## WHAT TO WORK ON
Copy out all lines of the records in which the word "Elective" appears.

## DATA PROVIDED

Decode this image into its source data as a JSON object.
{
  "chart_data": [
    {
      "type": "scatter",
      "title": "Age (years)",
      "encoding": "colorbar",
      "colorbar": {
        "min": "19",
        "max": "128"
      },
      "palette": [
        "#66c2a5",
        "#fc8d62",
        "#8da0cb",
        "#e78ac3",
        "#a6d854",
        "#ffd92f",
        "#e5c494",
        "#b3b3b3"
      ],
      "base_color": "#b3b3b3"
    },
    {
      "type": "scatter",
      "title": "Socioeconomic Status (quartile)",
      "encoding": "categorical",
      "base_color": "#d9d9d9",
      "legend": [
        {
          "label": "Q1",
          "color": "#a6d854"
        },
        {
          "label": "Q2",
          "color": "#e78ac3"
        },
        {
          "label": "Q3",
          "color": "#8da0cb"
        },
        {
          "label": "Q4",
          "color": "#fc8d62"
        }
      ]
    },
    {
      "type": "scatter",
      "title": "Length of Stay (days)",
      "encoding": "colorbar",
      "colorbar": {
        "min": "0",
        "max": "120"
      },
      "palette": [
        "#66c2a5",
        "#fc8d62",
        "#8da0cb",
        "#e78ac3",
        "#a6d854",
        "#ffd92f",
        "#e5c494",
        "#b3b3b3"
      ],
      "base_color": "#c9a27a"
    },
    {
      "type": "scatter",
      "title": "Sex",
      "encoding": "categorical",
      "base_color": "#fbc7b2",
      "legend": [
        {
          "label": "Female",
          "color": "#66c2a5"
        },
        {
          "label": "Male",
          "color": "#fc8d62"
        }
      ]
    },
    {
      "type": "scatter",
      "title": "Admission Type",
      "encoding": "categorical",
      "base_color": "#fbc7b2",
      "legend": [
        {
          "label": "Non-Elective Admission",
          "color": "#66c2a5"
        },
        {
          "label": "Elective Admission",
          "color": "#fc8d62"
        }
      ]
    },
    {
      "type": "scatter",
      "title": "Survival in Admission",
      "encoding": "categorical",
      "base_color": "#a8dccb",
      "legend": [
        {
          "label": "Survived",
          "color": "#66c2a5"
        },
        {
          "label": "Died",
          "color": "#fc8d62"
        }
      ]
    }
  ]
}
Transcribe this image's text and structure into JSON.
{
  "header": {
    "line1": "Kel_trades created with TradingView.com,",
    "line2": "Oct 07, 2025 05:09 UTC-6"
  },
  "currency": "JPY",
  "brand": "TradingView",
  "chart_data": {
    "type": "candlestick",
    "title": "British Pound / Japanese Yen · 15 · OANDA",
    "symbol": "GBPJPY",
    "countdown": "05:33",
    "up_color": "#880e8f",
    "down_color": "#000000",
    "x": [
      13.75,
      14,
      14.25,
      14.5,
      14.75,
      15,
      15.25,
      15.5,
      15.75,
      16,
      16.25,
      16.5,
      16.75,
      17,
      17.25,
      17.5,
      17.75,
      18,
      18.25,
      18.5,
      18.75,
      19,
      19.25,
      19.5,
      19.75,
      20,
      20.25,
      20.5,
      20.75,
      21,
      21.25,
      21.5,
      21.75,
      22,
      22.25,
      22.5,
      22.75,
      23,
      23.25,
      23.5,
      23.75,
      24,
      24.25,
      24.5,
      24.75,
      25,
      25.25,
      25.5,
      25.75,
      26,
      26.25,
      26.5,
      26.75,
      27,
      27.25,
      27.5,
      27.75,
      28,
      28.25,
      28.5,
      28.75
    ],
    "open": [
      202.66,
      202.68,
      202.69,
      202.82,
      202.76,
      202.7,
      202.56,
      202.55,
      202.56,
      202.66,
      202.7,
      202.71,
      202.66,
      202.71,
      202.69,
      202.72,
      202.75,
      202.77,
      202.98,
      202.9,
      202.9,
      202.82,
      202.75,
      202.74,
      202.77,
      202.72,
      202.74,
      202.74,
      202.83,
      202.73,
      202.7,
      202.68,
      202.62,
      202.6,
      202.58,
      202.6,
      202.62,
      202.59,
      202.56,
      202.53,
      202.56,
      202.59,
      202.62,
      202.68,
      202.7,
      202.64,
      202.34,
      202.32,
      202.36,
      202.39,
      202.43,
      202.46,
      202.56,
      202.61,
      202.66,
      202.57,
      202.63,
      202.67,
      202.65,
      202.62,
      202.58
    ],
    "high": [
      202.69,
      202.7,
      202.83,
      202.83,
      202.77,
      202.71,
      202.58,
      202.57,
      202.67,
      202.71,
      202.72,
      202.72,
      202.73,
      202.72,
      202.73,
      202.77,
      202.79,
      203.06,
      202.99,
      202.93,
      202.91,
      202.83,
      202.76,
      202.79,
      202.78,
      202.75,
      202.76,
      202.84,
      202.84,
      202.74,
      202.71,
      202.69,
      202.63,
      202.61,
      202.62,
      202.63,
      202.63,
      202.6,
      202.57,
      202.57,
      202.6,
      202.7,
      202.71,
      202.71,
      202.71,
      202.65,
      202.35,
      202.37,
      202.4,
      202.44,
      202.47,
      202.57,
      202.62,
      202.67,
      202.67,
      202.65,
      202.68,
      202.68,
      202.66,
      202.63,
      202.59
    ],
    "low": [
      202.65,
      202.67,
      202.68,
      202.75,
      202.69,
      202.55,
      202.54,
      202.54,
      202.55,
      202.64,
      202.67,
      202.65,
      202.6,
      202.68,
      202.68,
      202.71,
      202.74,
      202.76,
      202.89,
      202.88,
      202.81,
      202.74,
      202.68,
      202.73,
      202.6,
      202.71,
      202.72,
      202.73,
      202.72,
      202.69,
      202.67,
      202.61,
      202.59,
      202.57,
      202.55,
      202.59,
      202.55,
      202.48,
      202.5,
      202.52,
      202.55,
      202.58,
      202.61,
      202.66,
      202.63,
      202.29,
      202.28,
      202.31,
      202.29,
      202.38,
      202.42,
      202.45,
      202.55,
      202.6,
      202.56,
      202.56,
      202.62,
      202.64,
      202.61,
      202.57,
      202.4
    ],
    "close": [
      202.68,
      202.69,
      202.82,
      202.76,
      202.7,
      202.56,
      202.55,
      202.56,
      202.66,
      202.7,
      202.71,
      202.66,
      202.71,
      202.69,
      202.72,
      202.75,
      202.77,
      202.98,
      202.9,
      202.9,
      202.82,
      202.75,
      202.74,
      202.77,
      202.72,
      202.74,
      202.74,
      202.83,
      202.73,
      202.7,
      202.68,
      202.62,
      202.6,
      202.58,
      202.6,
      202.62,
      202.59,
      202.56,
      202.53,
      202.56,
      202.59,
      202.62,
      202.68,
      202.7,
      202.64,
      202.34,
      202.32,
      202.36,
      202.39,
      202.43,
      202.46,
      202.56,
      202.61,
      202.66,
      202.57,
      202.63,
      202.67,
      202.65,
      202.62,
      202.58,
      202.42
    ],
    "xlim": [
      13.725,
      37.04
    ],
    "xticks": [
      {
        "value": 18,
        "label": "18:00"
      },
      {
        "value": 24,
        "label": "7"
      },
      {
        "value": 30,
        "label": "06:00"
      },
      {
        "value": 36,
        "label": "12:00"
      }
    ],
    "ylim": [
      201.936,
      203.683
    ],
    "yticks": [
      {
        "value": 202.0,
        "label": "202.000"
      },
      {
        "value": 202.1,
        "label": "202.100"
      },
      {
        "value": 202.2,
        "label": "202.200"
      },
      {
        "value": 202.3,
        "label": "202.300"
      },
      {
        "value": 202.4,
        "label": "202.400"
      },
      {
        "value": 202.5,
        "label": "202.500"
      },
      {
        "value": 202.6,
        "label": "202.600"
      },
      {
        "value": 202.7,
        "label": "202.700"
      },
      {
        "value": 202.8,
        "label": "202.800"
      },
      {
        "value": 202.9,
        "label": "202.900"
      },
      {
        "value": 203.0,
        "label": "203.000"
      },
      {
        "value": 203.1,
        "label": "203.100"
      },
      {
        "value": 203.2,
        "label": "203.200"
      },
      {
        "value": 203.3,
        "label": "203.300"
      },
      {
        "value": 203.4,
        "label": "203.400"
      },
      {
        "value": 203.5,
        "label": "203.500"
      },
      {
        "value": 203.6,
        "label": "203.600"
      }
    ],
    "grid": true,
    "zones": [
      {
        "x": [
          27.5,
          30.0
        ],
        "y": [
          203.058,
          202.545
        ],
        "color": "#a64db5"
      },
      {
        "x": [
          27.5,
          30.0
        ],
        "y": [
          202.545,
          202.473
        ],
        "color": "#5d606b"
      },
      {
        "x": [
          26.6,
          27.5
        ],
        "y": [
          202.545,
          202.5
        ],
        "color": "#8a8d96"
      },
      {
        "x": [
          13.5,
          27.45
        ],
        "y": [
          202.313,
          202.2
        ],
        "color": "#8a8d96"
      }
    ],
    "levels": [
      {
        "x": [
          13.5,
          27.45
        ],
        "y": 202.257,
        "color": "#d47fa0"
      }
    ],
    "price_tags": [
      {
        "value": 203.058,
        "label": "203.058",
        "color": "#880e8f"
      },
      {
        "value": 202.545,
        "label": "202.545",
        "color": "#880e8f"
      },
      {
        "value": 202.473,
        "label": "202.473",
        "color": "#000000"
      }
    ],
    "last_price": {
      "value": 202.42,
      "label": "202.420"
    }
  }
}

## RESULT
          "label": "Non-Elective Admission",
          "label": "Elective Admission",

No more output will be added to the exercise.